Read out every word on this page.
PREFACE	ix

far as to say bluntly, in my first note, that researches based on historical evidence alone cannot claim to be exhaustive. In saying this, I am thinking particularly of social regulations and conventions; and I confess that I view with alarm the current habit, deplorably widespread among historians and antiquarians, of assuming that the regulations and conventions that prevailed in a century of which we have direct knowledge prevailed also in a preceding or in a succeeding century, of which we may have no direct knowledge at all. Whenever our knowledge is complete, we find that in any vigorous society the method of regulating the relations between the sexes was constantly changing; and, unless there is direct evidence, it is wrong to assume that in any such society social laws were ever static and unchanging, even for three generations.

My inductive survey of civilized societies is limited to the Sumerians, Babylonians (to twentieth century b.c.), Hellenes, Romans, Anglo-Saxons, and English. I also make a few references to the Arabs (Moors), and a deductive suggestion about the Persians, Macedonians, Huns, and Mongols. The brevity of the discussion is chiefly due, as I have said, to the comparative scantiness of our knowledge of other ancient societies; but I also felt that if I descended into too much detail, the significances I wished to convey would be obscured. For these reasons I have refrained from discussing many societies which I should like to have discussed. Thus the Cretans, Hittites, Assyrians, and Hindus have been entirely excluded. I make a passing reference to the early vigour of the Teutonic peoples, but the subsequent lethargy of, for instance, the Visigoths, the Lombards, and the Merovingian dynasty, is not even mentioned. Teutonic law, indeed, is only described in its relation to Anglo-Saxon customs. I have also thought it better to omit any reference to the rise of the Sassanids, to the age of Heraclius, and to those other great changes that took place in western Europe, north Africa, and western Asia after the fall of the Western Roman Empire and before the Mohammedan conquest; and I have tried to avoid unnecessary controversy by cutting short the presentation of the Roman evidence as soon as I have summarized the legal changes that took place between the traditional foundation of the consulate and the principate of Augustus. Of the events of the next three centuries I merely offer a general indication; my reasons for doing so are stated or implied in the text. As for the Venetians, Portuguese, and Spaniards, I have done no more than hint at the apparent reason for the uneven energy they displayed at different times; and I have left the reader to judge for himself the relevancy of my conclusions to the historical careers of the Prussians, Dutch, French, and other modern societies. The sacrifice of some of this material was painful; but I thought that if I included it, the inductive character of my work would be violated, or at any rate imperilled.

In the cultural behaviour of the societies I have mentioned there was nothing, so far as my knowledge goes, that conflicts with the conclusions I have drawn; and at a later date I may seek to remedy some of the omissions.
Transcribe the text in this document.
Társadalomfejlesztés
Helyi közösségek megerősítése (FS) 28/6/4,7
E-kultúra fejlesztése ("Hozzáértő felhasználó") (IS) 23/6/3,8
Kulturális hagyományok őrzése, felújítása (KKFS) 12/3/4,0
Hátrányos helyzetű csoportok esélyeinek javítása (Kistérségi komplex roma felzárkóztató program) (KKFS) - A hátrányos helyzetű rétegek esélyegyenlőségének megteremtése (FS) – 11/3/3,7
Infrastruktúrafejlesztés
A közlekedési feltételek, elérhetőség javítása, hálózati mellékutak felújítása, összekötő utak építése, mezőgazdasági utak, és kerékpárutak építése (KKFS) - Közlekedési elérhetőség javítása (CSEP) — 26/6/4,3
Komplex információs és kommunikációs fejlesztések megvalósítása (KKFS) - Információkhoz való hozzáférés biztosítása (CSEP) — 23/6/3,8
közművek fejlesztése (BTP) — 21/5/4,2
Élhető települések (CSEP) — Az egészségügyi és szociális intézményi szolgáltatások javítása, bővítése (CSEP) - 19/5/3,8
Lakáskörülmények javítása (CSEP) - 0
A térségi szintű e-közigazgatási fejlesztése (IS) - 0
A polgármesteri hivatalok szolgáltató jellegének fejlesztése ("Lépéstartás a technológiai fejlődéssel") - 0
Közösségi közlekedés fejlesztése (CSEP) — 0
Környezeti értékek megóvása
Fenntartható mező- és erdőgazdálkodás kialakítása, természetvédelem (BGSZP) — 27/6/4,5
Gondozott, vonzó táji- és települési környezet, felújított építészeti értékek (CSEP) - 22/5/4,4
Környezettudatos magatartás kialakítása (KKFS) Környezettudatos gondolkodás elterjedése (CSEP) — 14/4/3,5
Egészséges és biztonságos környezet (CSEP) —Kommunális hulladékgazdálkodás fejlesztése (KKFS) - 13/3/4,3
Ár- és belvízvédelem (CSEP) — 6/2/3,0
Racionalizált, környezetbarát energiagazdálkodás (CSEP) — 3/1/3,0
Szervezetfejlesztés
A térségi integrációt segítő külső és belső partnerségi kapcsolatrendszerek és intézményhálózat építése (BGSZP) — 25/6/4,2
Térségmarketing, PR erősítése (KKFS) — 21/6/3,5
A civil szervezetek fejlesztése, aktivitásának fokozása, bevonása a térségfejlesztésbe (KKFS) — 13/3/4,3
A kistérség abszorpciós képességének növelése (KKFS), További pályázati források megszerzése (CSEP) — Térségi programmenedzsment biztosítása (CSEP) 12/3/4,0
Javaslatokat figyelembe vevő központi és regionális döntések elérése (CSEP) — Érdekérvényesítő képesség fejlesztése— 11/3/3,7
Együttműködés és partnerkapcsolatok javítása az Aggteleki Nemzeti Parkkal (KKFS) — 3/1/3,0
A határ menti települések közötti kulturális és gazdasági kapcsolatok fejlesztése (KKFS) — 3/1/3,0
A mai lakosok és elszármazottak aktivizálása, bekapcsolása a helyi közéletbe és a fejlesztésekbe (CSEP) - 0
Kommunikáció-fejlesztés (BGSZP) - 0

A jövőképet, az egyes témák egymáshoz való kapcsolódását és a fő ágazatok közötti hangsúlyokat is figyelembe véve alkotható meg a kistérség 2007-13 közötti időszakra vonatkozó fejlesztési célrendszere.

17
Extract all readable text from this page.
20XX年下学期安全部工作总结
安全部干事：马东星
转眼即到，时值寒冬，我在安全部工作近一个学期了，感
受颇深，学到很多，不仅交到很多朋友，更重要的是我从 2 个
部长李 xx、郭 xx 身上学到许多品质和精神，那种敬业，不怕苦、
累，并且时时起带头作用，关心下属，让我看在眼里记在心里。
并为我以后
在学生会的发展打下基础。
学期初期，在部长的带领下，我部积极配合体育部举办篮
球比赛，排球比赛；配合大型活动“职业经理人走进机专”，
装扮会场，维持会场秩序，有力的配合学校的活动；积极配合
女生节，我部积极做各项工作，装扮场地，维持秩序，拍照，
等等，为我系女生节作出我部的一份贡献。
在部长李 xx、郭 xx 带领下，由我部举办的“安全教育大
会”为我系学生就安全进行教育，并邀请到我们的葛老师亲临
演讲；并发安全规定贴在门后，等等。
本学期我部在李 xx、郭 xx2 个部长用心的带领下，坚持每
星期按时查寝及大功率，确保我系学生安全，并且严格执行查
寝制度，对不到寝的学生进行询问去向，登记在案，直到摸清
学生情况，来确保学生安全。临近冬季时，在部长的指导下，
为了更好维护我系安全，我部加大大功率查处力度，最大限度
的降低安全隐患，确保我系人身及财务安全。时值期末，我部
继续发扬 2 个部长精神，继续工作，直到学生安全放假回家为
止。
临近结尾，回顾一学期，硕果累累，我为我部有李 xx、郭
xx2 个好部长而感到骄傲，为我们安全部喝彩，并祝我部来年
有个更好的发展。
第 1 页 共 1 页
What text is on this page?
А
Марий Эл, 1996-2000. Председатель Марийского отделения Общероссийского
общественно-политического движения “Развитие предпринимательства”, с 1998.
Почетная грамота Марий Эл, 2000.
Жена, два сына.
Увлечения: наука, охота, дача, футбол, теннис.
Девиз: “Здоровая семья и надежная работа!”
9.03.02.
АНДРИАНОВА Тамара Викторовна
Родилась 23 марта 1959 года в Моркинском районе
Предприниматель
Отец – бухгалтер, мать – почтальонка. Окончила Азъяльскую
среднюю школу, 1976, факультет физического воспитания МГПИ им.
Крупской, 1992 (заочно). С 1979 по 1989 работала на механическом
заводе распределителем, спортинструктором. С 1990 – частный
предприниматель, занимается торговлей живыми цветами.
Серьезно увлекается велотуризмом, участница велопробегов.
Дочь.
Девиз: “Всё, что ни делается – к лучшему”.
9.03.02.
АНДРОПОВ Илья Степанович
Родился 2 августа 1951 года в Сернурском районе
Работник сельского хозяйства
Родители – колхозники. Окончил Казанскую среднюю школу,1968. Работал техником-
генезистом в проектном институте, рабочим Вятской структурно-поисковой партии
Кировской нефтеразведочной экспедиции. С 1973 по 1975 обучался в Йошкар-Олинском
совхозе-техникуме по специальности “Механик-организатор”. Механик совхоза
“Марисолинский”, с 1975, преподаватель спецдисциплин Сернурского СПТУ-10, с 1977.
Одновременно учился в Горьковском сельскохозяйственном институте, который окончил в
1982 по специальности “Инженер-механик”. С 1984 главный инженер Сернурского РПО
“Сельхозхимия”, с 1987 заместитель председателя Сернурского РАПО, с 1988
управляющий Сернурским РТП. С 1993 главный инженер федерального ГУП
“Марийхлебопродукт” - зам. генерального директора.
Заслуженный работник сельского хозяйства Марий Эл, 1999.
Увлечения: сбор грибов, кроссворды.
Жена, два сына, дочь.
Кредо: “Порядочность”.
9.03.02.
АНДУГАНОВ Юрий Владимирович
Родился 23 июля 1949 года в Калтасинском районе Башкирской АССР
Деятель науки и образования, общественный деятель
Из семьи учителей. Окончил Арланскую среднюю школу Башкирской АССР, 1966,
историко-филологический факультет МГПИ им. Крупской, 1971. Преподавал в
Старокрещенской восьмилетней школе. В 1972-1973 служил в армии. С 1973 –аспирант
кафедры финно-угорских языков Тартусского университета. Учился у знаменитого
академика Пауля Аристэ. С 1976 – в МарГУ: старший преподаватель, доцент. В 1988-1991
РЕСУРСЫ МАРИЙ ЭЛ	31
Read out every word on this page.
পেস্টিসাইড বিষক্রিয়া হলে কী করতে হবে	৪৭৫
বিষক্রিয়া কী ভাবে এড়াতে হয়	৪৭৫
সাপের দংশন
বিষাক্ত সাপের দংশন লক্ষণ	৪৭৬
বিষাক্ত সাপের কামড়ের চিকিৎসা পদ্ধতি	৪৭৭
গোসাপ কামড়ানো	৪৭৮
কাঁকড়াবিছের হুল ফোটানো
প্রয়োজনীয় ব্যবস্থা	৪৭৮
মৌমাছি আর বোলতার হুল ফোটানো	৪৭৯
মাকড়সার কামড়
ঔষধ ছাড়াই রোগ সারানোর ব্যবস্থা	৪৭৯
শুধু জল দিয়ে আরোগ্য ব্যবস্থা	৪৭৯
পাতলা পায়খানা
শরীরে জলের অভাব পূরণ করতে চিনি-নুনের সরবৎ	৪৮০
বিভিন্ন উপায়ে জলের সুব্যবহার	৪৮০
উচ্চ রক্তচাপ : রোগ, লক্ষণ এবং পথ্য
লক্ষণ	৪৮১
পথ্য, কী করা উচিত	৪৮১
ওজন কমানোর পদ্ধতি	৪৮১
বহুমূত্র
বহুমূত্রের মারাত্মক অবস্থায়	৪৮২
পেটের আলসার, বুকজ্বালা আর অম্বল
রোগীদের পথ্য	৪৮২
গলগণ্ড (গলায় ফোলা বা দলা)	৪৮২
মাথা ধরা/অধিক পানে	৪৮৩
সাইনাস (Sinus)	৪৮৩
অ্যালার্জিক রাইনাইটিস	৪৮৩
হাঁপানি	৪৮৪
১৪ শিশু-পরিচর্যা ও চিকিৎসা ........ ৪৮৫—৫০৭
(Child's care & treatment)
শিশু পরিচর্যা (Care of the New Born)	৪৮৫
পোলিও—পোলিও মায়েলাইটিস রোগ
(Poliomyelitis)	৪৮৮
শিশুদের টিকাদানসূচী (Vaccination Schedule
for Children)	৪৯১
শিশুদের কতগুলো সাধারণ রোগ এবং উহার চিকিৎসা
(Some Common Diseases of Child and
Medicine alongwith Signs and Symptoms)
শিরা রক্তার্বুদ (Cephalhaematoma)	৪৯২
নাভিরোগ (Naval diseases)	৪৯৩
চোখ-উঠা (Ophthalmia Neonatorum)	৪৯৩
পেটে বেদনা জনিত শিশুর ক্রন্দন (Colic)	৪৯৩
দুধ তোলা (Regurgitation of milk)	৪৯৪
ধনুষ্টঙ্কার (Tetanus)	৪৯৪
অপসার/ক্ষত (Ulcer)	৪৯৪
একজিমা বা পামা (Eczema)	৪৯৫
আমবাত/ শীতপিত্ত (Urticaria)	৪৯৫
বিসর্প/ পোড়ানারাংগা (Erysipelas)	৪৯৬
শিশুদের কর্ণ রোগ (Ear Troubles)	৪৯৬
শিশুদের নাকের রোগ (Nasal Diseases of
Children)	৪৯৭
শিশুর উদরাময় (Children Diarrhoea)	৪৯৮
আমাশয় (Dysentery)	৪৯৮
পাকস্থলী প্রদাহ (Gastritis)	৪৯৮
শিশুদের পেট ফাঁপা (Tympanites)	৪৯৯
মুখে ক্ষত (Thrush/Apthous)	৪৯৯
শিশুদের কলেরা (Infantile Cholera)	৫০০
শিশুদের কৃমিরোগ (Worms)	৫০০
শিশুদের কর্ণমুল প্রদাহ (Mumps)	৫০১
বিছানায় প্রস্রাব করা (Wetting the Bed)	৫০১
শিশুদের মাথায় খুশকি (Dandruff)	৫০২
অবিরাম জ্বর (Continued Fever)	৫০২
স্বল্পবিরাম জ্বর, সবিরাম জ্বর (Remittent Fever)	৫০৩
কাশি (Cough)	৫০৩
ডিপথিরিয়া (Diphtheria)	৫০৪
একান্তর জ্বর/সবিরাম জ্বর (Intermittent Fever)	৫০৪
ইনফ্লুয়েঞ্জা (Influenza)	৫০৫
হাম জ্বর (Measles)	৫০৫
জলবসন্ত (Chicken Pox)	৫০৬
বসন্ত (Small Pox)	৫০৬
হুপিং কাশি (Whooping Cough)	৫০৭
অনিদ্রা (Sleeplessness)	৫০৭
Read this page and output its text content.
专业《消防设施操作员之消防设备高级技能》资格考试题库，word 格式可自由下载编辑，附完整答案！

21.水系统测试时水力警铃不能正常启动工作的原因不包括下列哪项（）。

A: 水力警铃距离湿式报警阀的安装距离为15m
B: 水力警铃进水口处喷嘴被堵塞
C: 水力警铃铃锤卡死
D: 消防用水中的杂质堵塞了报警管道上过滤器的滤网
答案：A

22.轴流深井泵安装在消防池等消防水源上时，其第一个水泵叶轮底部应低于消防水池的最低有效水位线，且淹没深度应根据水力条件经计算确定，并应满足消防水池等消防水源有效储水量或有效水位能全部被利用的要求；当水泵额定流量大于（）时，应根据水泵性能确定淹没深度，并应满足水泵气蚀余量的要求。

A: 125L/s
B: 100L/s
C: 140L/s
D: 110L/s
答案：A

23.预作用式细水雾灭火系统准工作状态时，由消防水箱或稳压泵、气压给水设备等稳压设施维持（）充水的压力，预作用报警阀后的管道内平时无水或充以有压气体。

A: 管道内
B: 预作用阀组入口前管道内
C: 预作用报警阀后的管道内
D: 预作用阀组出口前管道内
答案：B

..........

### What the exercise asks
Take every line containing the word "Родился" and copy it.

### Exercise output
Родился 2 августа 1951 года в Сернурском районе
Родился 23 июля 1949 года в Калтасинском районе Башкирской АССР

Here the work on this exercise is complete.